OBJECTIVE. Reproduce the listing below line for line, with every character unchanged, leaving out the picture placeholders.

GIVEN RECORDS.
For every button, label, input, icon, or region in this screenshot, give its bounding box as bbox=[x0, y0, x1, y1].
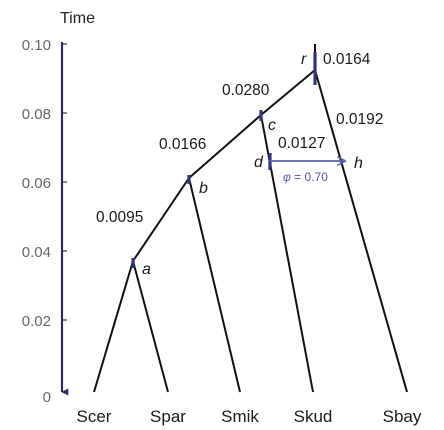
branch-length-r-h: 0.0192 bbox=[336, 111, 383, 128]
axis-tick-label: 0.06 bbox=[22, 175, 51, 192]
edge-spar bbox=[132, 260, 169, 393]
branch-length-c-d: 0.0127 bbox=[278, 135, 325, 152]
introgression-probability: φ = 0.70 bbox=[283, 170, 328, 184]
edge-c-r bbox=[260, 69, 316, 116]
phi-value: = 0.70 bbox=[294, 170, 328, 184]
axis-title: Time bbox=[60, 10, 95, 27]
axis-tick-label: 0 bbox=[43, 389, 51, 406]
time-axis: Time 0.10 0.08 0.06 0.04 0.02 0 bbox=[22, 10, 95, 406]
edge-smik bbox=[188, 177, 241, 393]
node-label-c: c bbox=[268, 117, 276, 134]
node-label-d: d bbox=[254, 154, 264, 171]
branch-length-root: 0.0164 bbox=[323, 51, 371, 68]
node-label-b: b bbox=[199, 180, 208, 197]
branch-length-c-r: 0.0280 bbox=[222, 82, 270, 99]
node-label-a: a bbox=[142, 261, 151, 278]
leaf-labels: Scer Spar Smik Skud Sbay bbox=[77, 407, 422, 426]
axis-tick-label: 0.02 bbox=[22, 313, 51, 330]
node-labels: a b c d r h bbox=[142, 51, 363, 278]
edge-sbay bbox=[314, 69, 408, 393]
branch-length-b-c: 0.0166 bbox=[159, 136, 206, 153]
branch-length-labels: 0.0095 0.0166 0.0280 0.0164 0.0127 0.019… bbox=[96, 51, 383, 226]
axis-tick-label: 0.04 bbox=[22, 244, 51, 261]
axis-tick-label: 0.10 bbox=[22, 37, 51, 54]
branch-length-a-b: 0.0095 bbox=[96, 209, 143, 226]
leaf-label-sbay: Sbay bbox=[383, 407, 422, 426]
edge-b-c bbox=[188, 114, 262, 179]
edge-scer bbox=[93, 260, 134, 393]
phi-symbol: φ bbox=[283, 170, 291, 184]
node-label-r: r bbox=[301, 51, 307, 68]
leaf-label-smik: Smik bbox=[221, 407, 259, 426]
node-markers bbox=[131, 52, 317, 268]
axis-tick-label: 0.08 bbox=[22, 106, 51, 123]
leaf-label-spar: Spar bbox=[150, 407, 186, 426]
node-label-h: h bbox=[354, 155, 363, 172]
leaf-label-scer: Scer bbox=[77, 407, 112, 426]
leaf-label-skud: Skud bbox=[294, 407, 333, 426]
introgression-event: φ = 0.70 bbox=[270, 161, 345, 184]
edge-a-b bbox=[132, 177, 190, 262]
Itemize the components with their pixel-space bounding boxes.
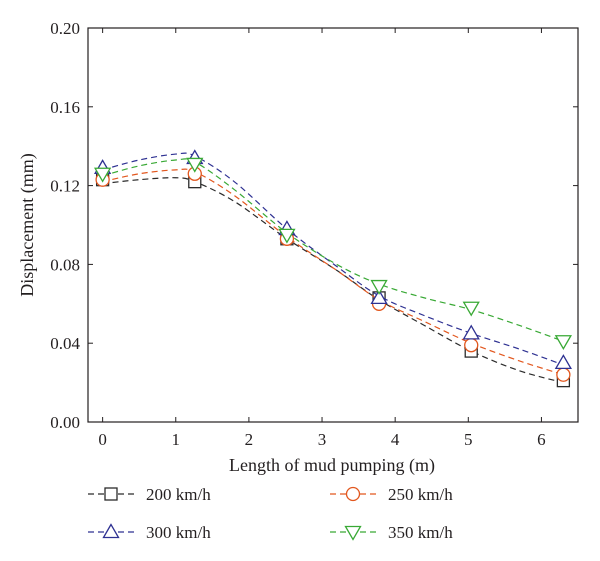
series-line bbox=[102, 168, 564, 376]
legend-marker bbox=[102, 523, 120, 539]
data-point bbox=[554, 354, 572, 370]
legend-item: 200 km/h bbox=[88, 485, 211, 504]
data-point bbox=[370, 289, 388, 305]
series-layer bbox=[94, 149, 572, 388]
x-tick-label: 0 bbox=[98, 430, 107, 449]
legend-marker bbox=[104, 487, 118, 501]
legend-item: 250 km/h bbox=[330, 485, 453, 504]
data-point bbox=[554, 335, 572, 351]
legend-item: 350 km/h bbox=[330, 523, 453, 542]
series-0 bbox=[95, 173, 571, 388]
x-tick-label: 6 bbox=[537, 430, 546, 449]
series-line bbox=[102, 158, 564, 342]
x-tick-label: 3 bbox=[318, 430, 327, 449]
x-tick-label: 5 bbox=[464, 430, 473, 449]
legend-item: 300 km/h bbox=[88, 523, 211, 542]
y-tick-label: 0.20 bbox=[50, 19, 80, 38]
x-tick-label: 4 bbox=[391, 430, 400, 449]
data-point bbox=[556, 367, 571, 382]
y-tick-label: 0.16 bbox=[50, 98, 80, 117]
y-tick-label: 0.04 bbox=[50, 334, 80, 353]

EXERCISE ANSWER.
For every button, label, input, icon, or region in this screenshot, give its bounding box as bbox=[x0, y0, x1, y1].
branch-length-r-h: 0.0192 bbox=[336, 111, 383, 128]
axis-tick-label: 0.06 bbox=[22, 175, 51, 192]
edge-spar bbox=[132, 260, 169, 393]
branch-length-c-d: 0.0127 bbox=[278, 135, 325, 152]
introgression-probability: φ = 0.70 bbox=[283, 170, 328, 184]
edge-c-r bbox=[260, 69, 316, 116]
phi-value: = 0.70 bbox=[294, 170, 328, 184]
axis-title: Time bbox=[60, 10, 95, 27]
axis-tick-label: 0 bbox=[43, 389, 51, 406]
time-axis: Time 0.10 0.08 0.06 0.04 0.02 0 bbox=[22, 10, 95, 406]
edge-smik bbox=[188, 177, 241, 393]
node-label-c: c bbox=[268, 117, 276, 134]
node-label-d: d bbox=[254, 154, 264, 171]
branch-length-root: 0.0164 bbox=[323, 51, 371, 68]
node-label-b: b bbox=[199, 180, 208, 197]
branch-length-c-r: 0.0280 bbox=[222, 82, 270, 99]
node-label-a: a bbox=[142, 261, 151, 278]
leaf-labels: Scer Spar Smik Skud Sbay bbox=[77, 407, 422, 426]
axis-tick-label: 0.02 bbox=[22, 313, 51, 330]
node-labels: a b c d r h bbox=[142, 51, 363, 278]
edge-sbay bbox=[314, 69, 408, 393]
branch-length-b-c: 0.0166 bbox=[159, 136, 206, 153]
branch-length-labels: 0.0095 0.0166 0.0280 0.0164 0.0127 0.019… bbox=[96, 51, 383, 226]
axis-tick-label: 0.04 bbox=[22, 244, 51, 261]
axis-tick-label: 0.10 bbox=[22, 37, 51, 54]
branch-length-a-b: 0.0095 bbox=[96, 209, 143, 226]
leaf-label-sbay: Sbay bbox=[383, 407, 422, 426]
edge-b-c bbox=[188, 114, 262, 179]
edge-scer bbox=[93, 260, 134, 393]
phi-symbol: φ bbox=[283, 170, 291, 184]
node-label-r: r bbox=[301, 51, 307, 68]
leaf-label-smik: Smik bbox=[221, 407, 259, 426]
node-markers bbox=[131, 52, 317, 268]
axis-tick-label: 0.08 bbox=[22, 106, 51, 123]
leaf-label-spar: Spar bbox=[150, 407, 186, 426]
node-label-h: h bbox=[354, 155, 363, 172]
leaf-label-scer: Scer bbox=[77, 407, 112, 426]
leaf-label-skud: Skud bbox=[294, 407, 333, 426]
introgression-event: φ = 0.70 bbox=[270, 161, 345, 184]
edge-a-b bbox=[132, 177, 190, 262]
Itemize the components with their pixel-space bounding boxes.
series-line bbox=[102, 168, 564, 376]
legend-marker bbox=[102, 523, 120, 539]
data-point bbox=[554, 354, 572, 370]
legend-item: 200 km/h bbox=[88, 485, 211, 504]
data-point bbox=[370, 289, 388, 305]
series-layer bbox=[94, 149, 572, 388]
x-tick-label: 0 bbox=[98, 430, 107, 449]
legend-marker bbox=[104, 487, 118, 501]
legend-item: 250 km/h bbox=[330, 485, 453, 504]
data-point bbox=[554, 335, 572, 351]
legend-item: 350 km/h bbox=[330, 523, 453, 542]
series-0 bbox=[95, 173, 571, 388]
x-tick-label: 6 bbox=[537, 430, 546, 449]
series-line bbox=[102, 158, 564, 342]
x-tick-label: 3 bbox=[318, 430, 327, 449]
x-tick-label: 5 bbox=[464, 430, 473, 449]
legend-item: 300 km/h bbox=[88, 523, 211, 542]
y-tick-label: 0.20 bbox=[50, 19, 80, 38]
x-tick-label: 4 bbox=[391, 430, 400, 449]
data-point bbox=[556, 367, 571, 382]
y-tick-label: 0.16 bbox=[50, 98, 80, 117]
y-tick-label: 0.04 bbox=[50, 334, 80, 353]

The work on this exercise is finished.